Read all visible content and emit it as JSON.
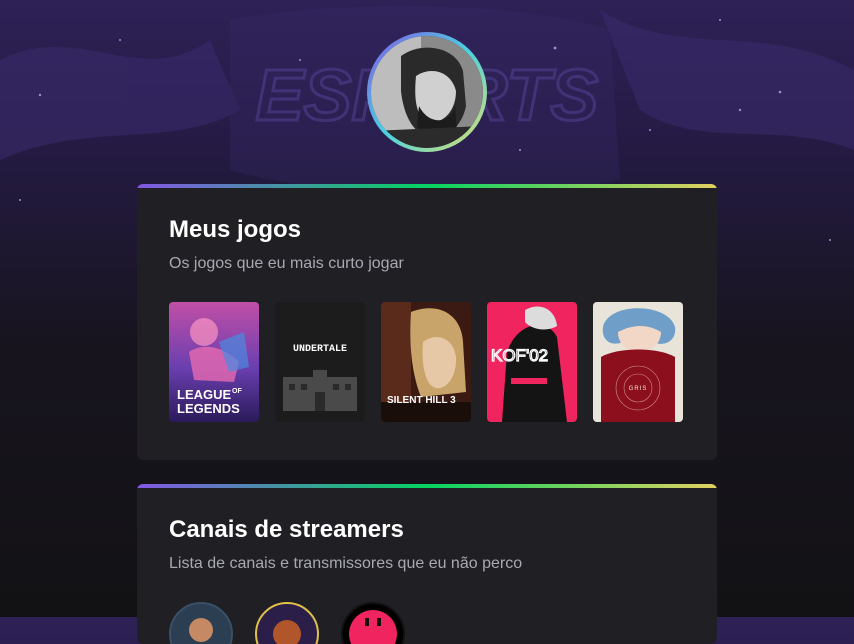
{
  "profile": {
    "avatar_alt": "Foto de perfil"
  },
  "background": {
    "logo_text": "ESPORTS"
  },
  "games_section": {
    "title": "Meus jogos",
    "subtitle": "Os jogos que eu mais curto jogar",
    "games": [
      {
        "name": "League of Legends",
        "cover_text": [
          "LEAGUE",
          "OF",
          "LEGENDS"
        ]
      },
      {
        "name": "Undertale",
        "cover_text": [
          "UNDERTALE"
        ]
      },
      {
        "name": "Silent Hill 3",
        "cover_text": [
          "SILENT HILL 3"
        ]
      },
      {
        "name": "KOF 02",
        "cover_text": [
          "KOF'02"
        ]
      },
      {
        "name": "Gris",
        "cover_text": [
          "GRIS"
        ]
      }
    ]
  },
  "streamers_section": {
    "title": "Canais de streamers",
    "subtitle": "Lista de canais e transmissores que eu não perco"
  },
  "colors": {
    "card_bg": "#202024",
    "accent_gradient": [
      "#8257e5",
      "#04d361",
      "#e1d15f"
    ],
    "title": "#ffffff",
    "subtitle": "#a8a8b3"
  }
}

================================

Isolate each line of the listing above that includes "subtitle". Copy it.

ANSWER TO THE PROBLEM:
    "subtitle": "Os jogos que eu mais curto jogar",
    "subtitle": "Lista de canais e transmissores que eu não perco"
    "subtitle": "#a8a8b3"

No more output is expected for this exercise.